TASK DIRECTIONS ->
Check each line for the string "source" and give only the count of lines that have it.

>> start

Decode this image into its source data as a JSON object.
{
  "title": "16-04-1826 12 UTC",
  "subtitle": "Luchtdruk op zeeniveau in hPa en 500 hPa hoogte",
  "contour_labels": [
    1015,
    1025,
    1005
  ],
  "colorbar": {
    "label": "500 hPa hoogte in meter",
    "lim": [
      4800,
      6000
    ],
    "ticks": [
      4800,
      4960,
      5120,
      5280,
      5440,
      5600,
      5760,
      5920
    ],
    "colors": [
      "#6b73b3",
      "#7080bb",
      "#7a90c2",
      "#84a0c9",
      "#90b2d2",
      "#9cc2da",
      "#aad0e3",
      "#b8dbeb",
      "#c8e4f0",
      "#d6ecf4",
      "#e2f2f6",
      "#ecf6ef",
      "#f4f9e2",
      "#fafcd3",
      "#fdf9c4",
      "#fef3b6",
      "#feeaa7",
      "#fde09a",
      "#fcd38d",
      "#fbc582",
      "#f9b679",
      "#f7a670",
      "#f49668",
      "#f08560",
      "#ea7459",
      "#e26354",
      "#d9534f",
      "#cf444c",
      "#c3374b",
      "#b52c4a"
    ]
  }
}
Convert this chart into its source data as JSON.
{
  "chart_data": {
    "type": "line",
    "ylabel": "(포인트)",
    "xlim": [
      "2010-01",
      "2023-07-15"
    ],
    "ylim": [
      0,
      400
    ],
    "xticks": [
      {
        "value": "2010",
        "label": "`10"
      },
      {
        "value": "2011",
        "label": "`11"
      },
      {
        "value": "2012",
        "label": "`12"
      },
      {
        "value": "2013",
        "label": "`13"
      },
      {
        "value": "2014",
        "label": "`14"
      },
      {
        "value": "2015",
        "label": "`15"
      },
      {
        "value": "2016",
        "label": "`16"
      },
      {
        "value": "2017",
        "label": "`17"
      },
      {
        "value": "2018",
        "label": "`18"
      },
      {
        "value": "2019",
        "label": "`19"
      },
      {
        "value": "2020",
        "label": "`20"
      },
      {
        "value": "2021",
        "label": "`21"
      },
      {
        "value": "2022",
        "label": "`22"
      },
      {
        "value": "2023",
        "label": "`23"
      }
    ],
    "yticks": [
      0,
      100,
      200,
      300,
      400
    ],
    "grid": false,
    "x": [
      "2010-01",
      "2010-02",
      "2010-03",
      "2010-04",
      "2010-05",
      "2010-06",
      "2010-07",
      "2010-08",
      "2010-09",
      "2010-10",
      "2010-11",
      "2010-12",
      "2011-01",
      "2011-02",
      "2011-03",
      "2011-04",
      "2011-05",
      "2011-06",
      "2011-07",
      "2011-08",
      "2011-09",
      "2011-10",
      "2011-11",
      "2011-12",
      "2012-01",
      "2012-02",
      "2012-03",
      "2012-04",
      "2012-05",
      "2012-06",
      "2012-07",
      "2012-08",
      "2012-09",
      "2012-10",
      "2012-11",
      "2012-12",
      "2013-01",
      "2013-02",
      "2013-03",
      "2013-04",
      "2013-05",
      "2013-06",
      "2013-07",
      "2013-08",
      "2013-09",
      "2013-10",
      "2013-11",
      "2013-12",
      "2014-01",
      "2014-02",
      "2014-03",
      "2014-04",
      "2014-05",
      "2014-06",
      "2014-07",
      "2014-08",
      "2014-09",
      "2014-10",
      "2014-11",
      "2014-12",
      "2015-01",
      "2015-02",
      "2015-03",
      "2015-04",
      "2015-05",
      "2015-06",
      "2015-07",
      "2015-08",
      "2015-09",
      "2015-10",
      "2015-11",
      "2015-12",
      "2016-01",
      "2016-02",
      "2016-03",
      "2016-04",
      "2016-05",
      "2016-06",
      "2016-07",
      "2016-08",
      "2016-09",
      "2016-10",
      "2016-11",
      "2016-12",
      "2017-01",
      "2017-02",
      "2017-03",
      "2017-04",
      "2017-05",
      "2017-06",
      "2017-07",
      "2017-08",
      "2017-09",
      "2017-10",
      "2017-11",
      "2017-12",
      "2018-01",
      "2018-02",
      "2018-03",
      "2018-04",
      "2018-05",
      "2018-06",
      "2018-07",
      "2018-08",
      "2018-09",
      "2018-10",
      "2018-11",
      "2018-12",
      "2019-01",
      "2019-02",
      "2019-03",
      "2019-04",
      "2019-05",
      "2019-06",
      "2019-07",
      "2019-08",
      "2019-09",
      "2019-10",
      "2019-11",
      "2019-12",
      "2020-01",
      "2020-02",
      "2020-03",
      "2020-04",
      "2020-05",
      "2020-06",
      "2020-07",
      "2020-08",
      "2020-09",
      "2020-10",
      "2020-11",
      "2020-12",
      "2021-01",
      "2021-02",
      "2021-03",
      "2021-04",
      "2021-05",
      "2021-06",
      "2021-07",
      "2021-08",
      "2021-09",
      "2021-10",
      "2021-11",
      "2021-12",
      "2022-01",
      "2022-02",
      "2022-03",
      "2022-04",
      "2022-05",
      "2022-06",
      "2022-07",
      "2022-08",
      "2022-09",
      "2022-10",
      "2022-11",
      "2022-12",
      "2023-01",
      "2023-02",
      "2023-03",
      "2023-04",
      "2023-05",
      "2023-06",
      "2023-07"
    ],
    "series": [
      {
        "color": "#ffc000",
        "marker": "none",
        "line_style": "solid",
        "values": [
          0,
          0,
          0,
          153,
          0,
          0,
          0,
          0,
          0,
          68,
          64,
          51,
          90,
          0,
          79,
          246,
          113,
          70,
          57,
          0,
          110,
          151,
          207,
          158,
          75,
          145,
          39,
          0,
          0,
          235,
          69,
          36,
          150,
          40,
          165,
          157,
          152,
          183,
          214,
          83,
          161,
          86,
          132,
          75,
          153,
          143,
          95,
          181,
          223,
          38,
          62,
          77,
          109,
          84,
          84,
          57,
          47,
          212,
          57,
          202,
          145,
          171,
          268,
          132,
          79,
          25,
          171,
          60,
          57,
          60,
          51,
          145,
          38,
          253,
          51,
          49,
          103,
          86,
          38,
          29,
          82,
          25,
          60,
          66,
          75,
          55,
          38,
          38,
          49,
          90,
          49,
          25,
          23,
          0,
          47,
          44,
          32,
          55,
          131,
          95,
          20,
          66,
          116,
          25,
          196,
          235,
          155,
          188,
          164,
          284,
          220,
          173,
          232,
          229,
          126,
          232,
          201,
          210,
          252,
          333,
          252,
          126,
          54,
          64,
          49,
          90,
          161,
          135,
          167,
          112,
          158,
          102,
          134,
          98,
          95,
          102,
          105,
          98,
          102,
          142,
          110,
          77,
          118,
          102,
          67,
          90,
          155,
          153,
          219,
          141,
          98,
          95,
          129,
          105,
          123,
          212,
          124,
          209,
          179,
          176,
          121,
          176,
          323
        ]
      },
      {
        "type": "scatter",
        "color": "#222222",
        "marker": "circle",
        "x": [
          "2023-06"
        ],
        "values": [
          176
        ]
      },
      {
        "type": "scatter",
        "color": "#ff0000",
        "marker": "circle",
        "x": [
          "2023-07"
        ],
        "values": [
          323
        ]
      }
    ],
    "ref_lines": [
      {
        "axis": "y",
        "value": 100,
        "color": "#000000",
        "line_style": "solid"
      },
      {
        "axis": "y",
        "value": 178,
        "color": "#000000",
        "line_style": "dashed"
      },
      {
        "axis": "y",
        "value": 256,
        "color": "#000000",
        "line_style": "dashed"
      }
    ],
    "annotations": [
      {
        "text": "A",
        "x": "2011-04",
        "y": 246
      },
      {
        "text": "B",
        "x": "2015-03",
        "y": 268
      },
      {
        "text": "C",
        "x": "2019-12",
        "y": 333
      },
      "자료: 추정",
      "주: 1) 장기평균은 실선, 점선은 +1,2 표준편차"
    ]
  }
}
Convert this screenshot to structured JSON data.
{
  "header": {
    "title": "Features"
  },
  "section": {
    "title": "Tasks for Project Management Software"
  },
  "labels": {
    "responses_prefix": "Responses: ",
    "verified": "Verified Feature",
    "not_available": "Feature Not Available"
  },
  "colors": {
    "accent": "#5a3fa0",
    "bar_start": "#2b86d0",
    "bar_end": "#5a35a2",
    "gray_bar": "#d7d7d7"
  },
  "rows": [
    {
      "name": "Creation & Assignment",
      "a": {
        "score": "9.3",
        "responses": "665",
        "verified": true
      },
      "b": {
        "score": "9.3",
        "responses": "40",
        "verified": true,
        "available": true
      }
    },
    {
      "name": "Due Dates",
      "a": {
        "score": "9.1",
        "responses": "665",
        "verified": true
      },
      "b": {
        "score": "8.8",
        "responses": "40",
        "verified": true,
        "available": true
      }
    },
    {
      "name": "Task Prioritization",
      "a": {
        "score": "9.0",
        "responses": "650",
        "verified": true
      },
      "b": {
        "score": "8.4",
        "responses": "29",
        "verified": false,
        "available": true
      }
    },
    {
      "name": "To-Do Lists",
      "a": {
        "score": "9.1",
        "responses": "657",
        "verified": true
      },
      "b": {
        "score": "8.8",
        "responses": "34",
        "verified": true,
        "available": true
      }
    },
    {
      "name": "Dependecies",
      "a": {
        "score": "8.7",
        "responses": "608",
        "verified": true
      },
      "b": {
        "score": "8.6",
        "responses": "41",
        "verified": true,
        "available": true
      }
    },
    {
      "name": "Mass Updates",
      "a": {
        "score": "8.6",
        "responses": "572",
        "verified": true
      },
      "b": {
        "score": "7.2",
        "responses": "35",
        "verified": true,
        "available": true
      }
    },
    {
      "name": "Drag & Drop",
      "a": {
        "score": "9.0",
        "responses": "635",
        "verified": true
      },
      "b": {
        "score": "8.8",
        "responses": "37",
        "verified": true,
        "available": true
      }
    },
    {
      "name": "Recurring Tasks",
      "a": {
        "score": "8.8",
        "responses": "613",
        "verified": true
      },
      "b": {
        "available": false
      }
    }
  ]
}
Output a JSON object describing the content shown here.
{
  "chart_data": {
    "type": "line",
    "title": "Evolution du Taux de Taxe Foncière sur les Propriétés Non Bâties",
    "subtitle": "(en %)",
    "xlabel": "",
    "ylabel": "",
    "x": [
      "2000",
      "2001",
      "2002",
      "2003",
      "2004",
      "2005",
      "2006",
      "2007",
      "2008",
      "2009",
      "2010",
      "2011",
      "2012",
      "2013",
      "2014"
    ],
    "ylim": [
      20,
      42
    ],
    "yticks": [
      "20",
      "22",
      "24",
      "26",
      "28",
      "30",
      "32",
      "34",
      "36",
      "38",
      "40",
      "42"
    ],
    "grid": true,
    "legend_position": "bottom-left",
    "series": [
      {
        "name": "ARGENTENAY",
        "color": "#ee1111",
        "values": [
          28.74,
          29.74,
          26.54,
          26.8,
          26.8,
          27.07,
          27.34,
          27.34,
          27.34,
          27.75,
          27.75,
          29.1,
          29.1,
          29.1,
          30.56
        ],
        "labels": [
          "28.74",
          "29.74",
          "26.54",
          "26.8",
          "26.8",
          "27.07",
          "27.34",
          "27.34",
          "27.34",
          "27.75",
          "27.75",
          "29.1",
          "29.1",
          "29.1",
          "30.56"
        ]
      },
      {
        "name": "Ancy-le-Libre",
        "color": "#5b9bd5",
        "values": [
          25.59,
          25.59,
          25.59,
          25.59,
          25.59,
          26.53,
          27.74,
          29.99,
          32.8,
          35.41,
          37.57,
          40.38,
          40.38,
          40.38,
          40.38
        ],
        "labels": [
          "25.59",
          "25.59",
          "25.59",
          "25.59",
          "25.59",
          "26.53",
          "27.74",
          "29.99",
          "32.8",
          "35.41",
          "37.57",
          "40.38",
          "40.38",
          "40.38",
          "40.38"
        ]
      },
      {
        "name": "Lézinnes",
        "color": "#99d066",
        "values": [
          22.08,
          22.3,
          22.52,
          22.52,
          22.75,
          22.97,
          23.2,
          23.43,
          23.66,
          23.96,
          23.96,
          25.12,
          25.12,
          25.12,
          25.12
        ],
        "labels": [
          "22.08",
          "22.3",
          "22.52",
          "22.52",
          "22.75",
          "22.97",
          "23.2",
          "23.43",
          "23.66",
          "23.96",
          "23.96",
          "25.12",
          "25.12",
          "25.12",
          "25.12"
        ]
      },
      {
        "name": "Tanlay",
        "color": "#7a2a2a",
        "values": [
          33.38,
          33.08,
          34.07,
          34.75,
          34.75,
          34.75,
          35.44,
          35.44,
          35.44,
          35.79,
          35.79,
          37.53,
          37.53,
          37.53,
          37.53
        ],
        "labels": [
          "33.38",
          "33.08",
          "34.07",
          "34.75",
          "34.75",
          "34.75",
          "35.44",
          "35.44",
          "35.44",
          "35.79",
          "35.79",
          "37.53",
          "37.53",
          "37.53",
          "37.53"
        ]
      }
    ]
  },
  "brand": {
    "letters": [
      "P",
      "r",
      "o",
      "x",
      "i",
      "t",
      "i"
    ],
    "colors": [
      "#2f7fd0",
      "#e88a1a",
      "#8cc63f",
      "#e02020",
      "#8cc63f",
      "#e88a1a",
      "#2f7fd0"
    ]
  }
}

>> end

RESPONSE ->
2